Stated goal: Every entry below should be transcribed exactly; pictures stay out of the copy.

▽

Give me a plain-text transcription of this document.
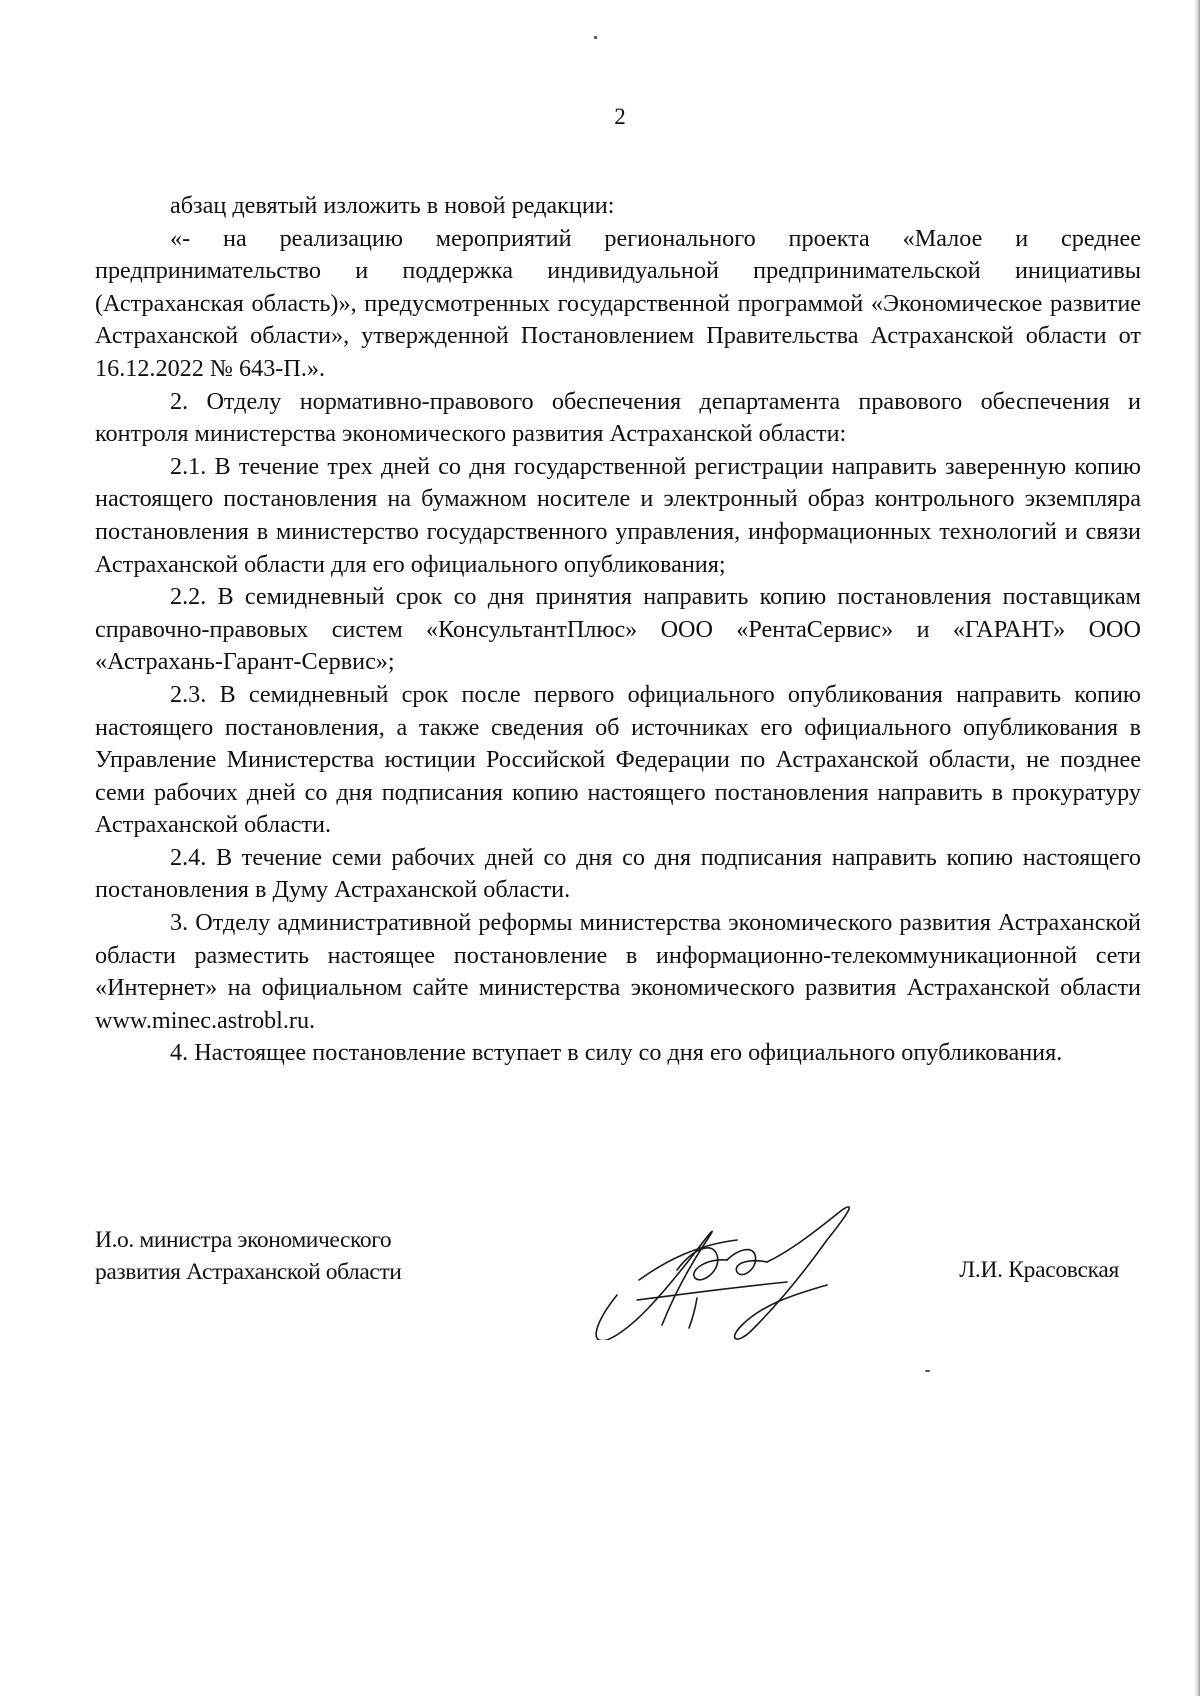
2

абзац девятый изложить в новой редакции:

«- на реализацию мероприятий регионального проекта «Малое и среднее предпринимательство и поддержка индивидуальной предпринимательской инициативы (Астраханская область)», предусмотренных государственной программой «Экономическое развитие Астраханской области», утвержденной Постановлением Правительства Астраханской области от 16.12.2022 № 643-П.».

2. Отделу нормативно-правового обеспечения департамента правового обеспечения и контроля министерства экономического развития Астраханской области:

2.1. В течение трех дней со дня государственной регистрации направить заверенную копию настоящего постановления на бумажном носителе и электронный образ контрольного экземпляра постановления в министерство государственного управления, информационных технологий и связи Астраханской области для его официального опубликования;

2.2. В семидневный срок со дня принятия направить копию постановления поставщикам справочно-правовых систем «КонсультантПлюс» ООО «РентаСервис» и «ГАРАНТ» ООО «Астрахань-Гарант-Сервис»;

2.3. В семидневный срок после первого официального опубликования направить копию настоящего постановления, а также сведения об источниках его официального опубликования в Управление Министерства юстиции Российской Федерации по Астраханской области, не позднее семи рабочих дней со дня подписания копию настоящего постановления направить в прокуратуру Астраханской области.

2.4. В течение семи рабочих дней со дня со дня подписания направить копию настоящего постановления в Думу Астраханской области.

3. Отделу административной реформы министерства экономического развития Астраханской области разместить настоящее постановление в информационно-телекоммуникационной сети «Интернет» на официальном сайте министерства экономического развития Астраханской области www.minec.astrobl.ru.

4. Настоящее постановление вступает в силу со дня его официального опубликования.

И.о. министра экономического
развития Астраханской области	Л.И. Красовская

△

Written solution:
Give me a plain-text transcription of this document.
2

абзац девятый изложить в новой редакции:

«- на реализацию мероприятий регионального проекта «Малое и среднее предпринимательство и поддержка индивидуальной предпринимательской инициативы (Астраханская область)», предусмотренных государственной программой «Экономическое развитие Астраханской области», утвержденной Постановлением Правительства Астраханской области от 16.12.2022 № 643-П.».

2. Отделу нормативно-правового обеспечения департамента правового обеспечения и контроля министерства экономического развития Астраханской области:

2.1. В течение трех дней со дня государственной регистрации направить заверенную копию настоящего постановления на бумажном носителе и электронный образ контрольного экземпляра постановления в министерство государственного управления, информационных технологий и связи Астраханской области для его официального опубликования;

2.2. В семидневный срок со дня принятия направить копию постановления поставщикам справочно-правовых систем «КонсультантПлюс» ООО «РентаСервис» и «ГАРАНТ» ООО «Астрахань-Гарант-Сервис»;

2.3. В семидневный срок после первого официального опубликования направить копию настоящего постановления, а также сведения об источниках его официального опубликования в Управление Министерства юстиции Российской Федерации по Астраханской области, не позднее семи рабочих дней со дня подписания копию настоящего постановления направить в прокуратуру Астраханской области.

2.4. В течение семи рабочих дней со дня со дня подписания направить копию настоящего постановления в Думу Астраханской области.

3. Отделу административной реформы министерства экономического развития Астраханской области разместить настоящее постановление в информационно-телекоммуникационной сети «Интернет» на официальном сайте министерства экономического развития Астраханской области www.minec.astrobl.ru.

4. Настоящее постановление вступает в силу со дня его официального опубликования.

И.о. министра экономического
развития Астраханской области	Л.И. Красовская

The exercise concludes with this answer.